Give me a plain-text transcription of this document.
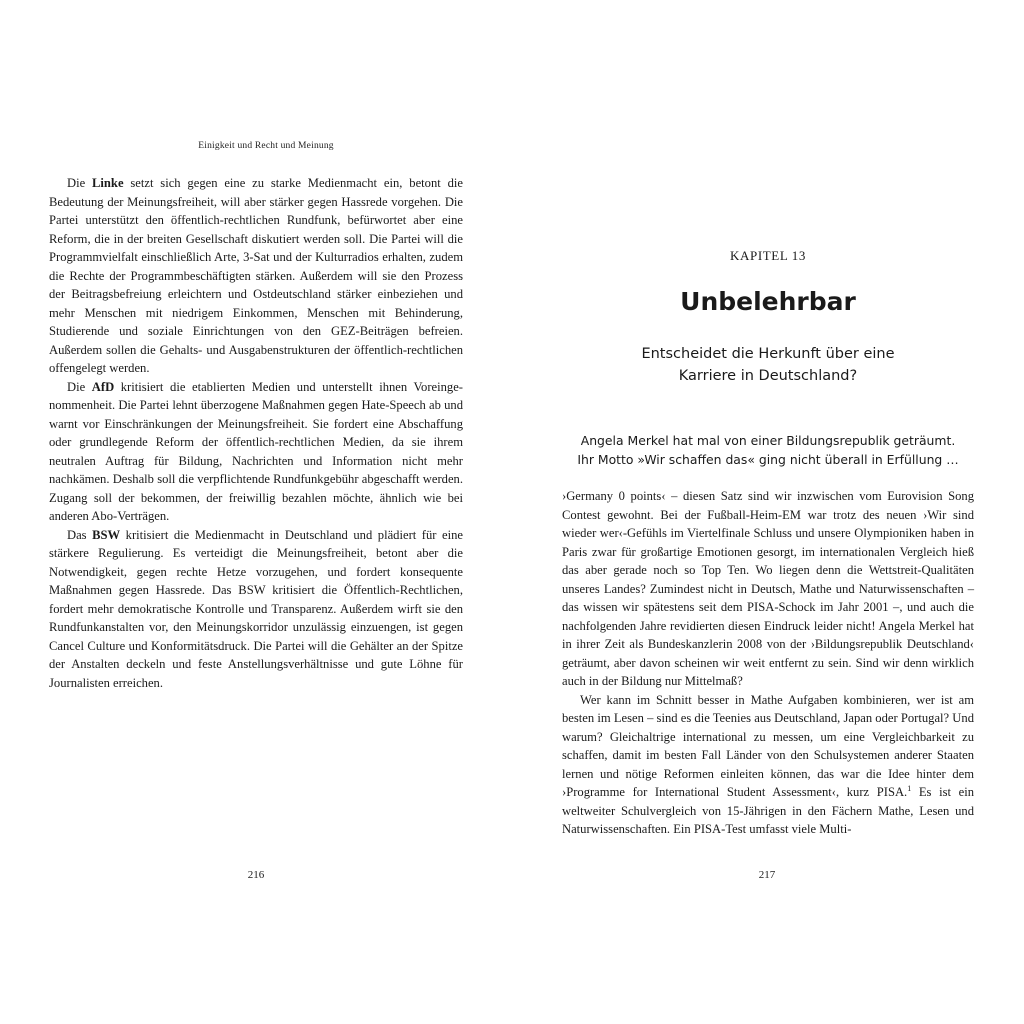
Einigkeit und Recht und Meinung

Die Linke setzt sich gegen eine zu starke Medienmacht ein, betont die Bedeutung der Meinungsfreiheit, will aber stärker gegen Hassrede vorgehen. Die Partei unterstützt den öffentlich-rechtlichen Rundfunk, befürwortet aber eine Reform, die in der breiten Gesellschaft diskutiert werden soll. Die Partei will die Programmvielfalt einschließlich Arte, 3-Sat und der Kulturradios erhalten, zudem die Rechte der Programmbeschäftigten stärken. Außerdem will sie den Prozess der Beitragsbefreiung erleichtern und Ostdeutschland stärker einbeziehen und mehr Menschen mit niedrigem Einkommen, Menschen mit Behinderung, Studierende und soziale Einrichtungen von den GEZ-Beiträgen befreien. Außerdem sollen die Gehalts- und Ausgabenstrukturen der öffentlich-rechtlichen offengelegt werden.

Die AfD kritisiert die etablierten Medien und unterstellt ihnen Voreingenommenheit. Die Partei lehnt überzogene Maßnahmen gegen Hate-Speech ab und warnt vor Einschränkungen der Meinungsfreiheit. Sie fordert eine Abschaffung oder grundlegende Reform der öffentlich-rechtlichen Medien, da sie ihrem neutralen Auftrag für Bildung, Nachrichten und Information nicht mehr nachkämen. Deshalb soll die verpflichtende Rundfunkgebühr abgeschafft werden. Zugang soll der bekommen, der freiwillig bezahlen möchte, ähnlich wie bei anderen Abo-Verträgen.

Das BSW kritisiert die Medienmacht in Deutschland und plädiert für eine stärkere Regulierung. Es verteidigt die Meinungsfreiheit, betont aber die Notwendigkeit, gegen rechte Hetze vorzugehen, und fordert konsequente Maßnahmen gegen Hassrede. Das BSW kritisiert die Öffentlich-Rechtlichen, fordert mehr demokratische Kontrolle und Transparenz. Außerdem wirft sie den Rundfunkanstalten vor, den Meinungskorridor unzulässig einzuengen, ist gegen Cancel Culture und Konformitätsdruck. Die Partei will die Gehälter an der Spitze der Anstalten deckeln und feste Anstellungsverhältnisse und gute Löhne für Journalisten erreichen.

216
KAPITEL 13
Unbelehrbar
Entscheidet die Herkunft über eine
Karriere in Deutschland?
Angela Merkel hat mal von einer Bildungsrepublik geträumt.
Ihr Motto »Wir schaffen das« ging nicht überall in Erfüllung …

›Germany 0 points‹ – diesen Satz sind wir inzwischen vom Eurovision Song Contest gewohnt. Bei der Fußball-Heim-EM war trotz des neuen ›Wir sind wieder wer‹-Gefühls im Viertelfinale Schluss und unsere Olympioniken haben in Paris zwar für großartige Emotionen gesorgt, im internationalen Vergleich hieß das aber gerade noch so Top Ten. Wo liegen denn die Wettstreit-Qualitäten unseres Landes? Zumindest nicht in Deutsch, Mathe und Naturwissenschaften – das wissen wir spätestens seit dem PISA-Schock im Jahr 2001 –, und auch die nachfolgenden Jahre revidierten diesen Eindruck leider nicht! Angela Merkel hat in ihrer Zeit als Bundeskanzlerin 2008 von der ›Bildungsrepublik Deutschland‹ geträumt, aber davon scheinen wir weit entfernt zu sein. Sind wir denn wirklich auch in der Bildung nur Mittelmaß?

Wer kann im Schnitt besser in Mathe Aufgaben kombinieren, wer ist am besten im Lesen – sind es die Teenies aus Deutschland, Japan oder Portugal? Und warum? Gleichaltrige international zu messen, um eine Vergleichbarkeit zu schaffen, damit im besten Fall Länder von den Schulsystemen anderer Staaten lernen und nötige Reformen einleiten können, das war die Idee hinter dem ›Programme for International Student Assessment‹, kurz PISA.$^1$ Es ist ein weltweiter Schulvergleich von 15-Jährigen in den Fächern Mathe, Lesen und Naturwissenschaften. Ein PISA-Test umfasst viele Multi-

217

▶ [PROBLEM TO WORK ON] Above are the entries; write them out again exactly, omitting the pictures.

▶ [TASK OUTPUT]
Give me a plain-text transcription of this document.
Einigkeit und Recht und Meinung

Die Linke setzt sich gegen eine zu starke Medienmacht ein, betont die Bedeutung der Meinungsfreiheit, will aber stärker gegen Hassrede vorgehen. Die Partei unterstützt den öffentlich-rechtlichen Rundfunk, befürwortet aber eine Reform, die in der breiten Gesellschaft diskutiert werden soll. Die Partei will die Programmvielfalt einschließlich Arte, 3-Sat und der Kulturradios erhalten, zudem die Rechte der Programmbeschäftigten stärken. Außerdem will sie den Prozess der Beitragsbefreiung erleichtern und Ostdeutschland stärker einbeziehen und mehr Menschen mit niedrigem Einkommen, Menschen mit Behinderung, Studierende und soziale Einrichtungen von den GEZ-Beiträgen befreien. Außerdem sollen die Gehalts- und Ausgabenstrukturen der öffentlich-rechtlichen offengelegt werden.

Die AfD kritisiert die etablierten Medien und unterstellt ihnen Voreingenommenheit. Die Partei lehnt überzogene Maßnahmen gegen Hate-Speech ab und warnt vor Einschränkungen der Meinungsfreiheit. Sie fordert eine Abschaffung oder grundlegende Reform der öffentlich-rechtlichen Medien, da sie ihrem neutralen Auftrag für Bildung, Nachrichten und Information nicht mehr nachkämen. Deshalb soll die verpflichtende Rundfunkgebühr abgeschafft werden. Zugang soll der bekommen, der freiwillig bezahlen möchte, ähnlich wie bei anderen Abo-Verträgen.

Das BSW kritisiert die Medienmacht in Deutschland und plädiert für eine stärkere Regulierung. Es verteidigt die Meinungsfreiheit, betont aber die Notwendigkeit, gegen rechte Hetze vorzugehen, und fordert konsequente Maßnahmen gegen Hassrede. Das BSW kritisiert die Öffentlich-Rechtlichen, fordert mehr demokratische Kontrolle und Transparenz. Außerdem wirft sie den Rundfunkanstalten vor, den Meinungskorridor unzulässig einzuengen, ist gegen Cancel Culture und Konformitätsdruck. Die Partei will die Gehälter an der Spitze der Anstalten deckeln und feste Anstellungsverhältnisse und gute Löhne für Journalisten erreichen.

216
KAPITEL 13
Unbelehrbar
Entscheidet die Herkunft über eine
Karriere in Deutschland?
Angela Merkel hat mal von einer Bildungsrepublik geträumt.
Ihr Motto »Wir schaffen das« ging nicht überall in Erfüllung …

›Germany 0 points‹ – diesen Satz sind wir inzwischen vom Eurovision Song Contest gewohnt. Bei der Fußball-Heim-EM war trotz des neuen ›Wir sind wieder wer‹-Gefühls im Viertelfinale Schluss und unsere Olympioniken haben in Paris zwar für großartige Emotionen gesorgt, im internationalen Vergleich hieß das aber gerade noch so Top Ten. Wo liegen denn die Wettstreit-Qualitäten unseres Landes? Zumindest nicht in Deutsch, Mathe und Naturwissenschaften – das wissen wir spätestens seit dem PISA-Schock im Jahr 2001 –, und auch die nachfolgenden Jahre revidierten diesen Eindruck leider nicht! Angela Merkel hat in ihrer Zeit als Bundeskanzlerin 2008 von der ›Bildungsrepublik Deutschland‹ geträumt, aber davon scheinen wir weit entfernt zu sein. Sind wir denn wirklich auch in der Bildung nur Mittelmaß?

Wer kann im Schnitt besser in Mathe Aufgaben kombinieren, wer ist am besten im Lesen – sind es die Teenies aus Deutschland, Japan oder Portugal? Und warum? Gleichaltrige international zu messen, um eine Vergleichbarkeit zu schaffen, damit im besten Fall Länder von den Schulsystemen anderer Staaten lernen und nötige Reformen einleiten können, das war die Idee hinter dem ›Programme for International Student Assessment‹, kurz PISA.$^1$ Es ist ein weltweiter Schulvergleich von 15-Jährigen in den Fächern Mathe, Lesen und Naturwissenschaften. Ein PISA-Test umfasst viele Multi-

217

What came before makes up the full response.